[Items from a dataset]

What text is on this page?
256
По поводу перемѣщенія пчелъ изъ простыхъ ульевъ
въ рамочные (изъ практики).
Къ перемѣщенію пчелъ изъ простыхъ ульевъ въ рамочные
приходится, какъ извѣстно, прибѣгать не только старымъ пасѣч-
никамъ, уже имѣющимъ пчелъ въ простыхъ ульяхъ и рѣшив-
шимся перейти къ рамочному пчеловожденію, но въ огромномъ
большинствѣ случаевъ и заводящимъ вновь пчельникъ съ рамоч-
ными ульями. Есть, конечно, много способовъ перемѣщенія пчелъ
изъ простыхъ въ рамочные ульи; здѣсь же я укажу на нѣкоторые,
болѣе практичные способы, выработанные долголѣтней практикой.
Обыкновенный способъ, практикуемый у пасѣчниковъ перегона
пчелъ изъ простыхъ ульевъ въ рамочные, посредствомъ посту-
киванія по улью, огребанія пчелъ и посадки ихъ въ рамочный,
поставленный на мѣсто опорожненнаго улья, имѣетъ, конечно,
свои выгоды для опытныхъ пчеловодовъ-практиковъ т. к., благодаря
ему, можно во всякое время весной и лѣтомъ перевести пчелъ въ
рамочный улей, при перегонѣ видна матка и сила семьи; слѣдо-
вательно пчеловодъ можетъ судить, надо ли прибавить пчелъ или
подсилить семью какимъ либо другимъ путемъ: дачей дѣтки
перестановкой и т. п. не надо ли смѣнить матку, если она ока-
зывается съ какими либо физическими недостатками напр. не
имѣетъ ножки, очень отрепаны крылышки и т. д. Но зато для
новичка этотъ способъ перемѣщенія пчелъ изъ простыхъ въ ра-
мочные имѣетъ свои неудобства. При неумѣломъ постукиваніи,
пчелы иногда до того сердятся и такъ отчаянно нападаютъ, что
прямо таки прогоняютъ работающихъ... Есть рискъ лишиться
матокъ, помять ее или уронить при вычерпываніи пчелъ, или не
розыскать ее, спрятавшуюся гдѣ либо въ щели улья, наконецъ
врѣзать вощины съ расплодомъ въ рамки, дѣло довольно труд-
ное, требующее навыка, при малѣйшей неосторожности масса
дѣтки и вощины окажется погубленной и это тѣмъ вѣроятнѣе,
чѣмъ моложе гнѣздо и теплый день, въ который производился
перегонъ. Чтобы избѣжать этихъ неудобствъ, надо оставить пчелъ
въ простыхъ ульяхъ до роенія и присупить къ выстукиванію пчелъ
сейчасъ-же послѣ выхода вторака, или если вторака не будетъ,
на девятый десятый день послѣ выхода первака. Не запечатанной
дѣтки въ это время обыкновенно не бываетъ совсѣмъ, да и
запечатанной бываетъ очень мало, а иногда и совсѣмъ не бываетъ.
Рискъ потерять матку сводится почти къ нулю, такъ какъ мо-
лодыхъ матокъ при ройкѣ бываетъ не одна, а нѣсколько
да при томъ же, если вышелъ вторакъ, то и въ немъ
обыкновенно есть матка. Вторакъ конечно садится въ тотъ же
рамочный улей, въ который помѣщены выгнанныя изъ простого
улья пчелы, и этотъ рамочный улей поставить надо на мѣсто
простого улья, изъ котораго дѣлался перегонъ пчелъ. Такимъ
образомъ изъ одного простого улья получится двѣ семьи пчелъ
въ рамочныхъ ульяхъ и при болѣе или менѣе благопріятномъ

## INSTRUCTIONS FOR THE TASK
Your answer should be a single number: the count of lines in the listing that contain the word "простого".

## FINAL ANSWER
3